» **REQUIREMENTS**: Copy only the lines between the one containing "Type out the text in this image." and the end of the records, both included, leaving out pictures.

>> start SUPPLIED DATA

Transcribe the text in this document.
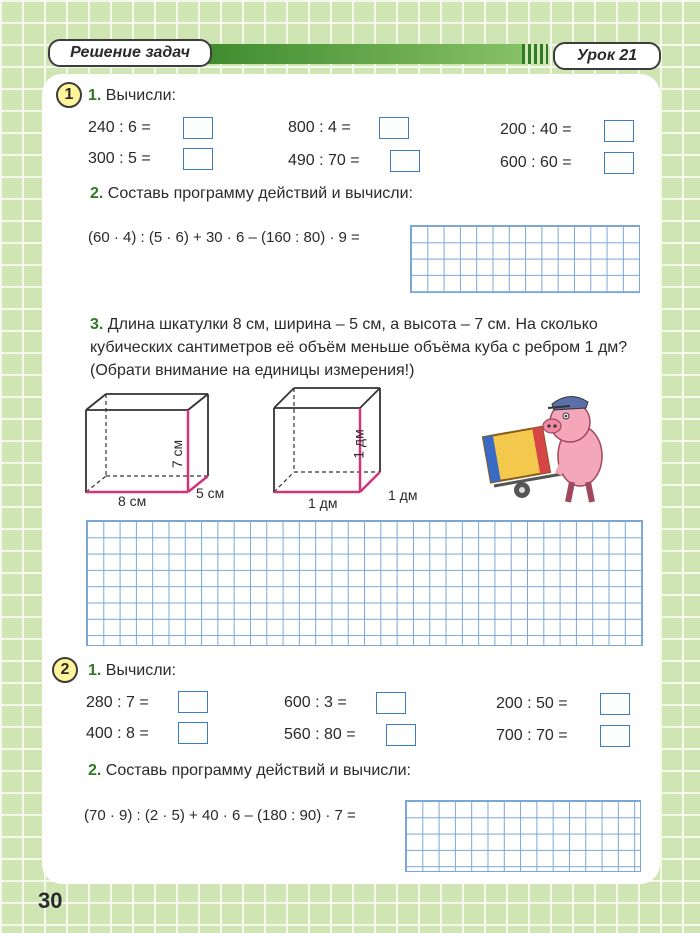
Решение задач	Урок 21
1 1. Вычисли:
240 : 6 =	800 : 4 =	200 : 40 =
300 : 5 =	490 : 70 =	600 : 60 =
2. Составь программу действий и вычисли:
(60 · 4) : (5 · 6) + 30 · 6 – (160 : 80) · 9 =
3. Длина шкатулки 8 см, ширина – 5 см, а высота – 7 см. На сколько кубических сантиметров её объём меньше объёма куба с ребром 1 дм? (Обрати внимание на единицы измерения!)
7 см
8 см	5 см
1 дм
1 дм	1 дм
2	1. Вычисли:
280 : 7 =	600 : 3 =	200 : 50 =
400 : 8 =	560 : 80 =	700 : 70 =
2. Составь программу действий и вычисли:
(70 · 9) : (2 · 5) + 40 · 6 – (180 : 90) · 7 =
30
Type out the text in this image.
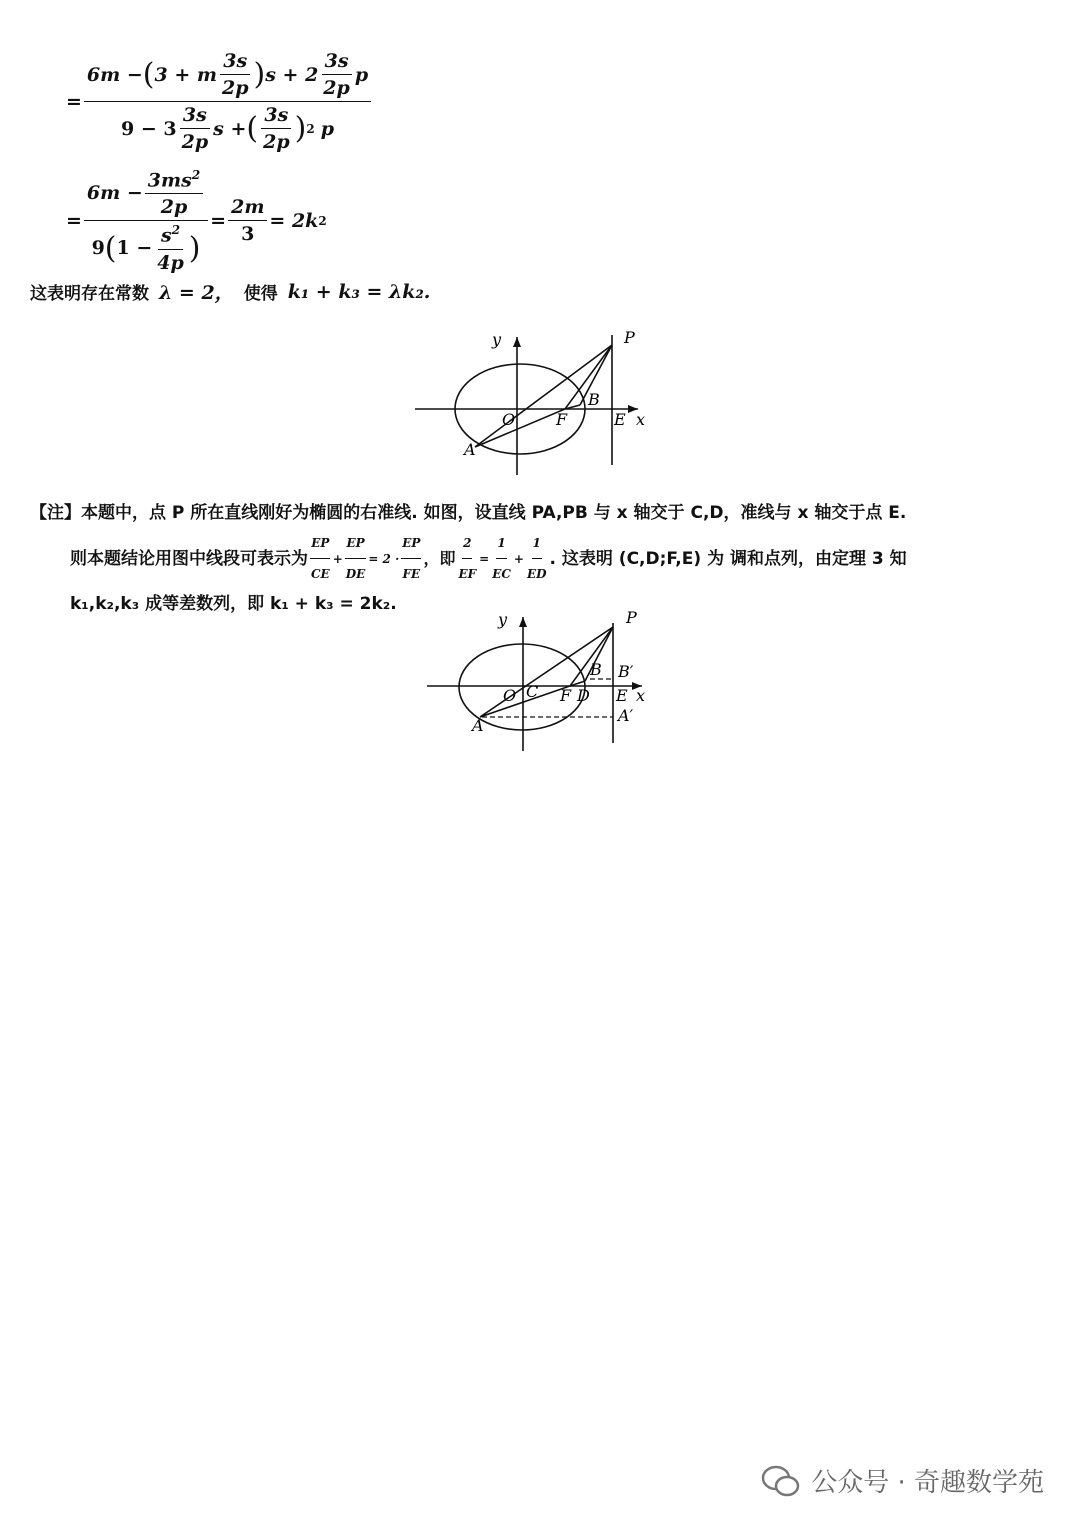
= $\frac{6m - ( 3 + m \frac{3s}{2p} ) s + 2 \frac{3s}{2p} p}{9 - 3 \frac{3s}{2p} s + ( \frac{3s}{2p} ) 2 p}$
= $\frac{6m - \frac{3ms^2}{2p}}{9 ( 1 - \frac{s^2}{4p} )} = \frac{2m}{3} = 2k$ 2
这表明存在常数 λ = 2， 使得 k₁ + k₃ = λk₂.
y	P
B
O	F	E x
A
【注】本题中，点 P 所在直线刚好为椭圆的右准线. 如图，设直线 PA,PB 与 x 轴交于 C,D，准线与 x 轴交于点 E.
则本题结论用图中线段可表示为 $\frac{EP}{CE} + \frac{EP}{DE} = 2 \cdot \frac{EP}{FE}$ ，即 $\frac{2}{EF} = \frac{1}{EC} + \frac{1}{ED}$ . 这表明 (C,D;F,E) 为 调和点列，由定理 3 知
k₁,k₂,k₃ 成等差数列，即 k₁ + k₃ = 2k₂.
y	P
B B′
O C F D E x
A
A′
公众号 · 奇趣数学苑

>> end SUPPLIED DATA

» **COMPLETE ANSWER**:
Type out the text in this image.
= $\frac{6m - ( 3 + m \frac{3s}{2p} ) s + 2 \frac{3s}{2p} p}{9 - 3 \frac{3s}{2p} s + ( \frac{3s}{2p} ) 2 p}$
= $\frac{6m - \frac{3ms^2}{2p}}{9 ( 1 - \frac{s^2}{4p} )} = \frac{2m}{3} = 2k$ 2
这表明存在常数 λ = 2， 使得 k₁ + k₃ = λk₂.
y	P
B
O	F	E x
A
【注】本题中，点 P 所在直线刚好为椭圆的右准线. 如图，设直线 PA,PB 与 x 轴交于 C,D，准线与 x 轴交于点 E.
则本题结论用图中线段可表示为 $\frac{EP}{CE} + \frac{EP}{DE} = 2 \cdot \frac{EP}{FE}$ ，即 $\frac{2}{EF} = \frac{1}{EC} + \frac{1}{ED}$ . 这表明 (C,D;F,E) 为 调和点列，由定理 3 知
k₁,k₂,k₃ 成等差数列，即 k₁ + k₃ = 2k₂.
y	P
B B′
O C F D E x
A
A′
公众号 · 奇趣数学苑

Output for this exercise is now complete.